* _THE PROBLEM_
Exact wording is required: transcribe all the entries and leave the images out.

=== Section Start ===

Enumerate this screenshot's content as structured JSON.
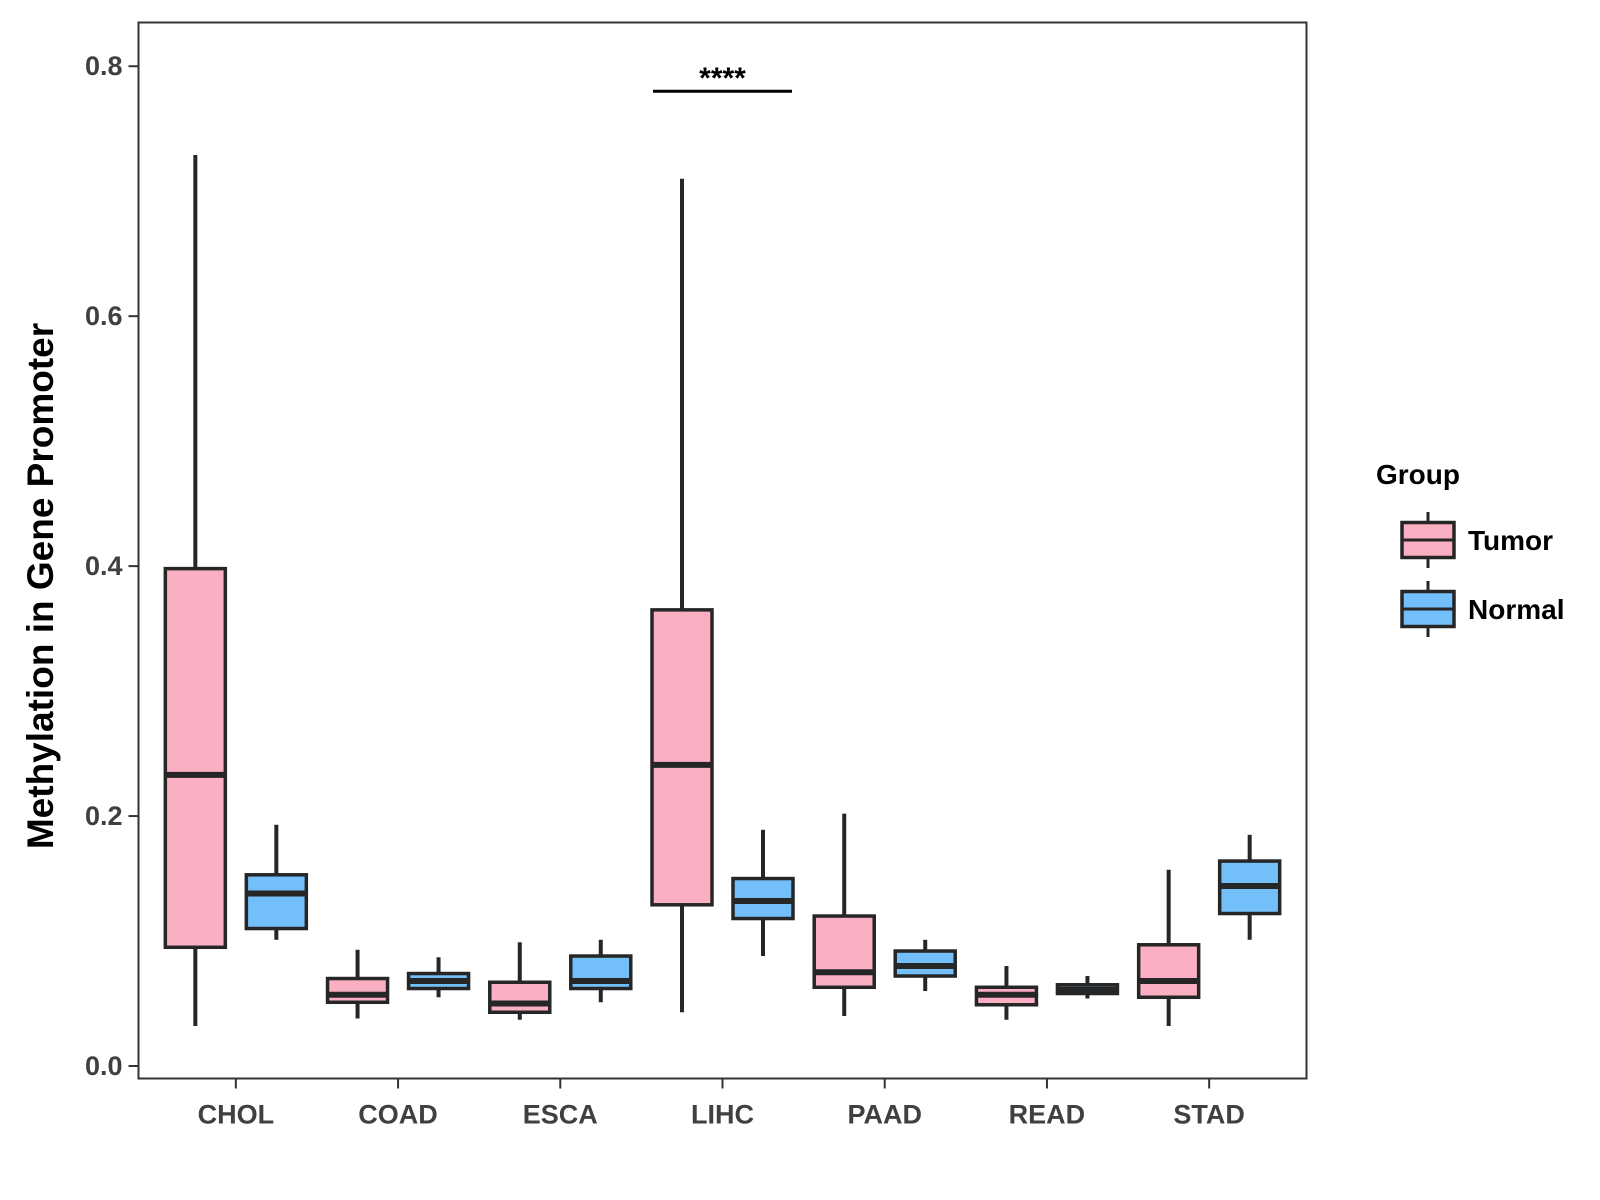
{
  "chart_data": {
    "type": "boxplot",
    "title": "",
    "xlabel": "",
    "ylabel": "Methylation in Gene Promoter",
    "ylim": [
      -0.01,
      0.835
    ],
    "yticks": [
      0.0,
      0.2,
      0.4,
      0.6,
      0.8
    ],
    "ytick_labels": [
      "0.0",
      "0.2",
      "0.4",
      "0.6",
      "0.8"
    ],
    "categories": [
      "CHOL",
      "COAD",
      "ESCA",
      "LIHC",
      "PAAD",
      "READ",
      "STAD"
    ],
    "series": [
      {
        "name": "Tumor",
        "color": "#FBAFC2",
        "boxes": [
          {
            "min": 0.032,
            "q1": 0.095,
            "median": 0.233,
            "q3": 0.398,
            "max": 0.729
          },
          {
            "min": 0.038,
            "q1": 0.051,
            "median": 0.057,
            "q3": 0.07,
            "max": 0.093
          },
          {
            "min": 0.037,
            "q1": 0.043,
            "median": 0.05,
            "q3": 0.067,
            "max": 0.099
          },
          {
            "min": 0.043,
            "q1": 0.129,
            "median": 0.241,
            "q3": 0.365,
            "max": 0.71
          },
          {
            "min": 0.04,
            "q1": 0.063,
            "median": 0.075,
            "q3": 0.12,
            "max": 0.202
          },
          {
            "min": 0.037,
            "q1": 0.049,
            "median": 0.057,
            "q3": 0.063,
            "max": 0.08
          },
          {
            "min": 0.032,
            "q1": 0.055,
            "median": 0.068,
            "q3": 0.097,
            "max": 0.157
          }
        ]
      },
      {
        "name": "Normal",
        "color": "#73BFF9",
        "boxes": [
          {
            "min": 0.101,
            "q1": 0.11,
            "median": 0.138,
            "q3": 0.153,
            "max": 0.193
          },
          {
            "min": 0.055,
            "q1": 0.062,
            "median": 0.068,
            "q3": 0.074,
            "max": 0.087
          },
          {
            "min": 0.051,
            "q1": 0.062,
            "median": 0.068,
            "q3": 0.088,
            "max": 0.101
          },
          {
            "min": 0.088,
            "q1": 0.118,
            "median": 0.132,
            "q3": 0.15,
            "max": 0.189
          },
          {
            "min": 0.06,
            "q1": 0.072,
            "median": 0.08,
            "q3": 0.092,
            "max": 0.101
          },
          {
            "min": 0.054,
            "q1": 0.058,
            "median": 0.061,
            "q3": 0.065,
            "max": 0.072
          },
          {
            "min": 0.101,
            "q1": 0.122,
            "median": 0.144,
            "q3": 0.164,
            "max": 0.185
          }
        ]
      }
    ],
    "annotations": [
      {
        "category": "LIHC",
        "label": "****",
        "y": 0.78
      }
    ],
    "legend": {
      "title": "Group",
      "position": "right",
      "items": [
        "Tumor",
        "Normal"
      ]
    },
    "grid": false
  }
}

=== Section End ===

* _WRITTEN SOLUTION_
Enumerate this screenshot's content as structured JSON.
{
  "chart_data": {
    "type": "boxplot",
    "title": "",
    "xlabel": "",
    "ylabel": "Methylation in Gene Promoter",
    "ylim": [
      -0.01,
      0.835
    ],
    "yticks": [
      0.0,
      0.2,
      0.4,
      0.6,
      0.8
    ],
    "ytick_labels": [
      "0.0",
      "0.2",
      "0.4",
      "0.6",
      "0.8"
    ],
    "categories": [
      "CHOL",
      "COAD",
      "ESCA",
      "LIHC",
      "PAAD",
      "READ",
      "STAD"
    ],
    "series": [
      {
        "name": "Tumor",
        "color": "#FBAFC2",
        "boxes": [
          {
            "min": 0.032,
            "q1": 0.095,
            "median": 0.233,
            "q3": 0.398,
            "max": 0.729
          },
          {
            "min": 0.038,
            "q1": 0.051,
            "median": 0.057,
            "q3": 0.07,
            "max": 0.093
          },
          {
            "min": 0.037,
            "q1": 0.043,
            "median": 0.05,
            "q3": 0.067,
            "max": 0.099
          },
          {
            "min": 0.043,
            "q1": 0.129,
            "median": 0.241,
            "q3": 0.365,
            "max": 0.71
          },
          {
            "min": 0.04,
            "q1": 0.063,
            "median": 0.075,
            "q3": 0.12,
            "max": 0.202
          },
          {
            "min": 0.037,
            "q1": 0.049,
            "median": 0.057,
            "q3": 0.063,
            "max": 0.08
          },
          {
            "min": 0.032,
            "q1": 0.055,
            "median": 0.068,
            "q3": 0.097,
            "max": 0.157
          }
        ]
      },
      {
        "name": "Normal",
        "color": "#73BFF9",
        "boxes": [
          {
            "min": 0.101,
            "q1": 0.11,
            "median": 0.138,
            "q3": 0.153,
            "max": 0.193
          },
          {
            "min": 0.055,
            "q1": 0.062,
            "median": 0.068,
            "q3": 0.074,
            "max": 0.087
          },
          {
            "min": 0.051,
            "q1": 0.062,
            "median": 0.068,
            "q3": 0.088,
            "max": 0.101
          },
          {
            "min": 0.088,
            "q1": 0.118,
            "median": 0.132,
            "q3": 0.15,
            "max": 0.189
          },
          {
            "min": 0.06,
            "q1": 0.072,
            "median": 0.08,
            "q3": 0.092,
            "max": 0.101
          },
          {
            "min": 0.054,
            "q1": 0.058,
            "median": 0.061,
            "q3": 0.065,
            "max": 0.072
          },
          {
            "min": 0.101,
            "q1": 0.122,
            "median": 0.144,
            "q3": 0.164,
            "max": 0.185
          }
        ]
      }
    ],
    "annotations": [
      {
        "category": "LIHC",
        "label": "****",
        "y": 0.78
      }
    ],
    "legend": {
      "title": "Group",
      "position": "right",
      "items": [
        "Tumor",
        "Normal"
      ]
    },
    "grid": false
  }
}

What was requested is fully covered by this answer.